WRITTEN EXERCISE
Would you set down every entry shown below, precisely as written?

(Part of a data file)
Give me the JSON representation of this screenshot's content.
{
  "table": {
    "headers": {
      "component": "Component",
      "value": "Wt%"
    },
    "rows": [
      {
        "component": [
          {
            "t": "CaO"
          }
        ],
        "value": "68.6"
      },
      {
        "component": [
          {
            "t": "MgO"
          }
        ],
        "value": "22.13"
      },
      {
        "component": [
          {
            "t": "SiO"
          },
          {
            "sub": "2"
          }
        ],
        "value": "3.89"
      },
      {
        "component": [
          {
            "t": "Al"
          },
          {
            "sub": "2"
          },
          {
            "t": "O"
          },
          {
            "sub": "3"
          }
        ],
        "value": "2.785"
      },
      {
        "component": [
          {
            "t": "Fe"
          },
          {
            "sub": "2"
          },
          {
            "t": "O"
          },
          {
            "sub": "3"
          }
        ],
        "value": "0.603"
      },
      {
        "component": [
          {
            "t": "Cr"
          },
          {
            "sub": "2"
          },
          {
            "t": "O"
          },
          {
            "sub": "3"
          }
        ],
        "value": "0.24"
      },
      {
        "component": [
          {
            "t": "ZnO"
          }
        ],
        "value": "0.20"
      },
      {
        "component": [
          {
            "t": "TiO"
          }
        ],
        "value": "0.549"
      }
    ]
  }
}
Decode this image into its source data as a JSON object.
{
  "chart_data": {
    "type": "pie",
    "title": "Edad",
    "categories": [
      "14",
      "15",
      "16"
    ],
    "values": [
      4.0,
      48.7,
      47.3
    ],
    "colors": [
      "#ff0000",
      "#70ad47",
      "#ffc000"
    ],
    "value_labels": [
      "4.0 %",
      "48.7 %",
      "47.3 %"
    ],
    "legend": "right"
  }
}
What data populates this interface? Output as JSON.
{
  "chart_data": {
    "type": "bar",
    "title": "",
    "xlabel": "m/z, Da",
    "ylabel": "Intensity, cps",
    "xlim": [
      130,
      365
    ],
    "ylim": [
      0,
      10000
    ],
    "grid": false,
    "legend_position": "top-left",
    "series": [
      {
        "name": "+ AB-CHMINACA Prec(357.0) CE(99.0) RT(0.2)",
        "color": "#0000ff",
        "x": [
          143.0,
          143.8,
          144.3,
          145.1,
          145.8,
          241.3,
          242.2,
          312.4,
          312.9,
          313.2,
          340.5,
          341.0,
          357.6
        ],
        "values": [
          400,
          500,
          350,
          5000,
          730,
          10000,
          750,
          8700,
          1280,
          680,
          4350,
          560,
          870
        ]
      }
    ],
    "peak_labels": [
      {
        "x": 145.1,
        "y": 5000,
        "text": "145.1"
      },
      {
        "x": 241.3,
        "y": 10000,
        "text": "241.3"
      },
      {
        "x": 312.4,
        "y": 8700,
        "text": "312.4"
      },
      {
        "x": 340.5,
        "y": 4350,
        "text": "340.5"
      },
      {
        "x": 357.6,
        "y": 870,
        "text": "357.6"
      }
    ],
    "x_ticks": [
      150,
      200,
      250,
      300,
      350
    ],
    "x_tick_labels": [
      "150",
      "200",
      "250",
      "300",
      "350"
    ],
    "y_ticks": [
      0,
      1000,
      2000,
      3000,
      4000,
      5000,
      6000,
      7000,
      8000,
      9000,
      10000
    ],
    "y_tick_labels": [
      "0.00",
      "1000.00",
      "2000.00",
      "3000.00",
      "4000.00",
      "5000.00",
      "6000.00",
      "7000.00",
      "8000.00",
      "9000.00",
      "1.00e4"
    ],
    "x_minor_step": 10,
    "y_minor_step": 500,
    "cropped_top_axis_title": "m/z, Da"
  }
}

EXERCISE RESULT
Give me the JSON representation of this screenshot's content.
{
  "table": {
    "headers": {
      "component": "Component",
      "value": "Wt%"
    },
    "rows": [
      {
        "component": [
          {
            "t": "CaO"
          }
        ],
        "value": "68.6"
      },
      {
        "component": [
          {
            "t": "MgO"
          }
        ],
        "value": "22.13"
      },
      {
        "component": [
          {
            "t": "SiO"
          },
          {
            "sub": "2"
          }
        ],
        "value": "3.89"
      },
      {
        "component": [
          {
            "t": "Al"
          },
          {
            "sub": "2"
          },
          {
            "t": "O"
          },
          {
            "sub": "3"
          }
        ],
        "value": "2.785"
      },
      {
        "component": [
          {
            "t": "Fe"
          },
          {
            "sub": "2"
          },
          {
            "t": "O"
          },
          {
            "sub": "3"
          }
        ],
        "value": "0.603"
      },
      {
        "component": [
          {
            "t": "Cr"
          },
          {
            "sub": "2"
          },
          {
            "t": "O"
          },
          {
            "sub": "3"
          }
        ],
        "value": "0.24"
      },
      {
        "component": [
          {
            "t": "ZnO"
          }
        ],
        "value": "0.20"
      },
      {
        "component": [
          {
            "t": "TiO"
          }
        ],
        "value": "0.549"
      }
    ]
  }
}
Decode this image into its source data as a JSON object.
{
  "chart_data": {
    "type": "pie",
    "title": "Edad",
    "categories": [
      "14",
      "15",
      "16"
    ],
    "values": [
      4.0,
      48.7,
      47.3
    ],
    "colors": [
      "#ff0000",
      "#70ad47",
      "#ffc000"
    ],
    "value_labels": [
      "4.0 %",
      "48.7 %",
      "47.3 %"
    ],
    "legend": "right"
  }
}
What data populates this interface? Output as JSON.
{
  "chart_data": {
    "type": "bar",
    "title": "",
    "xlabel": "m/z, Da",
    "ylabel": "Intensity, cps",
    "xlim": [
      130,
      365
    ],
    "ylim": [
      0,
      10000
    ],
    "grid": false,
    "legend_position": "top-left",
    "series": [
      {
        "name": "+ AB-CHMINACA Prec(357.0) CE(99.0) RT(0.2)",
        "color": "#0000ff",
        "x": [
          143.0,
          143.8,
          144.3,
          145.1,
          145.8,
          241.3,
          242.2,
          312.4,
          312.9,
          313.2,
          340.5,
          341.0,
          357.6
        ],
        "values": [
          400,
          500,
          350,
          5000,
          730,
          10000,
          750,
          8700,
          1280,
          680,
          4350,
          560,
          870
        ]
      }
    ],
    "peak_labels": [
      {
        "x": 145.1,
        "y": 5000,
        "text": "145.1"
      },
      {
        "x": 241.3,
        "y": 10000,
        "text": "241.3"
      },
      {
        "x": 312.4,
        "y": 8700,
        "text": "312.4"
      },
      {
        "x": 340.5,
        "y": 4350,
        "text": "340.5"
      },
      {
        "x": 357.6,
        "y": 870,
        "text": "357.6"
      }
    ],
    "x_ticks": [
      150,
      200,
      250,
      300,
      350
    ],
    "x_tick_labels": [
      "150",
      "200",
      "250",
      "300",
      "350"
    ],
    "y_ticks": [
      0,
      1000,
      2000,
      3000,
      4000,
      5000,
      6000,
      7000,
      8000,
      9000,
      10000
    ],
    "y_tick_labels": [
      "0.00",
      "1000.00",
      "2000.00",
      "3000.00",
      "4000.00",
      "5000.00",
      "6000.00",
      "7000.00",
      "8000.00",
      "9000.00",
      "1.00e4"
    ],
    "x_minor_step": 10,
    "y_minor_step": 500,
    "cropped_top_axis_title": "m/z, Da"
  }
}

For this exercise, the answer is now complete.